▸ WHAT THIS TASK INVOLVES
Copy every entry exactly.

▸ RECORDS SUPPLIED
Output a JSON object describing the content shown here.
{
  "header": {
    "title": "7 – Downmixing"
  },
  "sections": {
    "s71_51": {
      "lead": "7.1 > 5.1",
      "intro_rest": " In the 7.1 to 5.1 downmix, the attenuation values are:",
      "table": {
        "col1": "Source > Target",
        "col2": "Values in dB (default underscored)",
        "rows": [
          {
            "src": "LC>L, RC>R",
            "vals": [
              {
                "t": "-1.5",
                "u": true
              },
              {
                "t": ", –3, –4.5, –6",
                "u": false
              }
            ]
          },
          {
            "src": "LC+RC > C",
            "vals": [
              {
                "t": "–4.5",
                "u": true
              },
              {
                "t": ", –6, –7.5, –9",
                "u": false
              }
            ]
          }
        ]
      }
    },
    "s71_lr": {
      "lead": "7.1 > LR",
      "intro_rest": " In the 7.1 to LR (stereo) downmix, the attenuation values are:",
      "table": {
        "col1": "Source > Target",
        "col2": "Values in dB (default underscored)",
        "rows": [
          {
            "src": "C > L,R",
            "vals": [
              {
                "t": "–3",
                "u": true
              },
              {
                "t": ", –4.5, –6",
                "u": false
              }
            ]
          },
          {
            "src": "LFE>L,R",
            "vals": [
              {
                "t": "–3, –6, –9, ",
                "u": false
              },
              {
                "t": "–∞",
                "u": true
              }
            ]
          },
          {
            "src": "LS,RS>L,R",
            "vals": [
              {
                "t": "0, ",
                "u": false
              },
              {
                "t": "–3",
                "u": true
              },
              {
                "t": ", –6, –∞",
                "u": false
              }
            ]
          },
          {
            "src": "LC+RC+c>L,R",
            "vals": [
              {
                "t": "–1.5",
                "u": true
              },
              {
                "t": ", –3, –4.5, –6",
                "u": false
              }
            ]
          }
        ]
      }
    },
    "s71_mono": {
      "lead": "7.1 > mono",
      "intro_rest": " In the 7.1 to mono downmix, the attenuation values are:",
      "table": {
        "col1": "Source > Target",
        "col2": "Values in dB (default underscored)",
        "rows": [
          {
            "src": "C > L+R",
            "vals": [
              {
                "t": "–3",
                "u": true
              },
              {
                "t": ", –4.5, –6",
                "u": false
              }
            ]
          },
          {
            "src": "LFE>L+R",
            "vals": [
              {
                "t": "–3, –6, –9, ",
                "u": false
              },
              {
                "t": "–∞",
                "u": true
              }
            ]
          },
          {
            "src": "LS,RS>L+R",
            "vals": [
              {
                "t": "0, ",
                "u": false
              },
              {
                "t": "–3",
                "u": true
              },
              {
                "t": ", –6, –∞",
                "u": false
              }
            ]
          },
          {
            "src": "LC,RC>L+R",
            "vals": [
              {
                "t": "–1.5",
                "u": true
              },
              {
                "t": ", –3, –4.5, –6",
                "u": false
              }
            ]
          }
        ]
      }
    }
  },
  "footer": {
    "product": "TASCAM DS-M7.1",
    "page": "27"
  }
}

▸ EXERCISE RESULT
Output a JSON object describing the content shown here.
{
  "header": {
    "title": "7 – Downmixing"
  },
  "sections": {
    "s71_51": {
      "lead": "7.1 > 5.1",
      "intro_rest": " In the 7.1 to 5.1 downmix, the attenuation values are:",
      "table": {
        "col1": "Source > Target",
        "col2": "Values in dB (default underscored)",
        "rows": [
          {
            "src": "LC>L, RC>R",
            "vals": [
              {
                "t": "-1.5",
                "u": true
              },
              {
                "t": ", –3, –4.5, –6",
                "u": false
              }
            ]
          },
          {
            "src": "LC+RC > C",
            "vals": [
              {
                "t": "–4.5",
                "u": true
              },
              {
                "t": ", –6, –7.5, –9",
                "u": false
              }
            ]
          }
        ]
      }
    },
    "s71_lr": {
      "lead": "7.1 > LR",
      "intro_rest": " In the 7.1 to LR (stereo) downmix, the attenuation values are:",
      "table": {
        "col1": "Source > Target",
        "col2": "Values in dB (default underscored)",
        "rows": [
          {
            "src": "C > L,R",
            "vals": [
              {
                "t": "–3",
                "u": true
              },
              {
                "t": ", –4.5, –6",
                "u": false
              }
            ]
          },
          {
            "src": "LFE>L,R",
            "vals": [
              {
                "t": "–3, –6, –9, ",
                "u": false
              },
              {
                "t": "–∞",
                "u": true
              }
            ]
          },
          {
            "src": "LS,RS>L,R",
            "vals": [
              {
                "t": "0, ",
                "u": false
              },
              {
                "t": "–3",
                "u": true
              },
              {
                "t": ", –6, –∞",
                "u": false
              }
            ]
          },
          {
            "src": "LC+RC+c>L,R",
            "vals": [
              {
                "t": "–1.5",
                "u": true
              },
              {
                "t": ", –3, –4.5, –6",
                "u": false
              }
            ]
          }
        ]
      }
    },
    "s71_mono": {
      "lead": "7.1 > mono",
      "intro_rest": " In the 7.1 to mono downmix, the attenuation values are:",
      "table": {
        "col1": "Source > Target",
        "col2": "Values in dB (default underscored)",
        "rows": [
          {
            "src": "C > L+R",
            "vals": [
              {
                "t": "–3",
                "u": true
              },
              {
                "t": ", –4.5, –6",
                "u": false
              }
            ]
          },
          {
            "src": "LFE>L+R",
            "vals": [
              {
                "t": "–3, –6, –9, ",
                "u": false
              },
              {
                "t": "–∞",
                "u": true
              }
            ]
          },
          {
            "src": "LS,RS>L+R",
            "vals": [
              {
                "t": "0, ",
                "u": false
              },
              {
                "t": "–3",
                "u": true
              },
              {
                "t": ", –6, –∞",
                "u": false
              }
            ]
          },
          {
            "src": "LC,RC>L+R",
            "vals": [
              {
                "t": "–1.5",
                "u": true
              },
              {
                "t": ", –3, –4.5, –6",
                "u": false
              }
            ]
          }
        ]
      }
    }
  },
  "footer": {
    "product": "TASCAM DS-M7.1",
    "page": "27"
  }
}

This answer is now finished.